* _Required work_: Quote every line as given.

* _Data rows_:
□ □ □ □ □ □ □

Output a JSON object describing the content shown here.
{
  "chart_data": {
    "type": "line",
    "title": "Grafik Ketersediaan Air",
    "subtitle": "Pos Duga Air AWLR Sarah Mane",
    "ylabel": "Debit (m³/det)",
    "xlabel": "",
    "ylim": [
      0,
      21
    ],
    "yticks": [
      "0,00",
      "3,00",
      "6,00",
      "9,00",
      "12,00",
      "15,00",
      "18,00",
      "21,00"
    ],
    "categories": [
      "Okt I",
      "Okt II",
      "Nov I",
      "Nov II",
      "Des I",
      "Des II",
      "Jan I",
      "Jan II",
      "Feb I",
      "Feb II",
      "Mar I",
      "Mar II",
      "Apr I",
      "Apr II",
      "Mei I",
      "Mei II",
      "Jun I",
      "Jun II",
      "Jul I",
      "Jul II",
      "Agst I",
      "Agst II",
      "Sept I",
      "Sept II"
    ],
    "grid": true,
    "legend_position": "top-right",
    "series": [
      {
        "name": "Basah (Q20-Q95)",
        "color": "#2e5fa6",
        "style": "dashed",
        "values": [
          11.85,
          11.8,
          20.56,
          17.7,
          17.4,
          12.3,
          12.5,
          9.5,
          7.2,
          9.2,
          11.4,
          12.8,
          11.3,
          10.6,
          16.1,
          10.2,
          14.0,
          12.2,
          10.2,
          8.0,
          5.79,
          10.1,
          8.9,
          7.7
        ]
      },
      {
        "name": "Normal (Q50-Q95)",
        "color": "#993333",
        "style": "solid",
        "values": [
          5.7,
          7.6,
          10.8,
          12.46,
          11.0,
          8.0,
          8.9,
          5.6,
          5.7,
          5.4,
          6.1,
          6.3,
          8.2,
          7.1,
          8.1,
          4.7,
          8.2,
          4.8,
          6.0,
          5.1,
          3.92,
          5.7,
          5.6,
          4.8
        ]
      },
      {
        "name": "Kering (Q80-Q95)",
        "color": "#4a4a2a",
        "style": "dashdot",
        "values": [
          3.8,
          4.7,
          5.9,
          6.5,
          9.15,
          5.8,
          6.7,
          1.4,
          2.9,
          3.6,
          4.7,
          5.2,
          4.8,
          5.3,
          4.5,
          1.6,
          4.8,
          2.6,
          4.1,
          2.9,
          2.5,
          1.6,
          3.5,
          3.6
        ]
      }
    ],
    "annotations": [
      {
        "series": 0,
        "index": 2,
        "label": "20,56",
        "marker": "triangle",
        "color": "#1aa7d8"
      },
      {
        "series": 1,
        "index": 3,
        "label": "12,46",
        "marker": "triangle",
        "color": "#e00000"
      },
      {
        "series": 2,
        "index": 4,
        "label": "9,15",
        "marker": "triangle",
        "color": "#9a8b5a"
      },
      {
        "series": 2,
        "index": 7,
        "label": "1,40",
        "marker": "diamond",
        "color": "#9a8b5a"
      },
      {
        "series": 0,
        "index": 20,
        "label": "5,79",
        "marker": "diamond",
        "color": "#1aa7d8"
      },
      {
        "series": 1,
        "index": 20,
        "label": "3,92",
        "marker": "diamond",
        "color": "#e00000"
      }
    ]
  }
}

□ □ □ □ □ □ □

* _Full solution_:
Output a JSON object describing the content shown here.
{
  "chart_data": {
    "type": "line",
    "title": "Grafik Ketersediaan Air",
    "subtitle": "Pos Duga Air AWLR Sarah Mane",
    "ylabel": "Debit (m³/det)",
    "xlabel": "",
    "ylim": [
      0,
      21
    ],
    "yticks": [
      "0,00",
      "3,00",
      "6,00",
      "9,00",
      "12,00",
      "15,00",
      "18,00",
      "21,00"
    ],
    "categories": [
      "Okt I",
      "Okt II",
      "Nov I",
      "Nov II",
      "Des I",
      "Des II",
      "Jan I",
      "Jan II",
      "Feb I",
      "Feb II",
      "Mar I",
      "Mar II",
      "Apr I",
      "Apr II",
      "Mei I",
      "Mei II",
      "Jun I",
      "Jun II",
      "Jul I",
      "Jul II",
      "Agst I",
      "Agst II",
      "Sept I",
      "Sept II"
    ],
    "grid": true,
    "legend_position": "top-right",
    "series": [
      {
        "name": "Basah (Q20-Q95)",
        "color": "#2e5fa6",
        "style": "dashed",
        "values": [
          11.85,
          11.8,
          20.56,
          17.7,
          17.4,
          12.3,
          12.5,
          9.5,
          7.2,
          9.2,
          11.4,
          12.8,
          11.3,
          10.6,
          16.1,
          10.2,
          14.0,
          12.2,
          10.2,
          8.0,
          5.79,
          10.1,
          8.9,
          7.7
        ]
      },
      {
        "name": "Normal (Q50-Q95)",
        "color": "#993333",
        "style": "solid",
        "values": [
          5.7,
          7.6,
          10.8,
          12.46,
          11.0,
          8.0,
          8.9,
          5.6,
          5.7,
          5.4,
          6.1,
          6.3,
          8.2,
          7.1,
          8.1,
          4.7,
          8.2,
          4.8,
          6.0,
          5.1,
          3.92,
          5.7,
          5.6,
          4.8
        ]
      },
      {
        "name": "Kering (Q80-Q95)",
        "color": "#4a4a2a",
        "style": "dashdot",
        "values": [
          3.8,
          4.7,
          5.9,
          6.5,
          9.15,
          5.8,
          6.7,
          1.4,
          2.9,
          3.6,
          4.7,
          5.2,
          4.8,
          5.3,
          4.5,
          1.6,
          4.8,
          2.6,
          4.1,
          2.9,
          2.5,
          1.6,
          3.5,
          3.6
        ]
      }
    ],
    "annotations": [
      {
        "series": 0,
        "index": 2,
        "label": "20,56",
        "marker": "triangle",
        "color": "#1aa7d8"
      },
      {
        "series": 1,
        "index": 3,
        "label": "12,46",
        "marker": "triangle",
        "color": "#e00000"
      },
      {
        "series": 2,
        "index": 4,
        "label": "9,15",
        "marker": "triangle",
        "color": "#9a8b5a"
      },
      {
        "series": 2,
        "index": 7,
        "label": "1,40",
        "marker": "diamond",
        "color": "#9a8b5a"
      },
      {
        "series": 0,
        "index": 20,
        "label": "5,79",
        "marker": "diamond",
        "color": "#1aa7d8"
      },
      {
        "series": 1,
        "index": 20,
        "label": "3,92",
        "marker": "diamond",
        "color": "#e00000"
      }
    ]
  }
}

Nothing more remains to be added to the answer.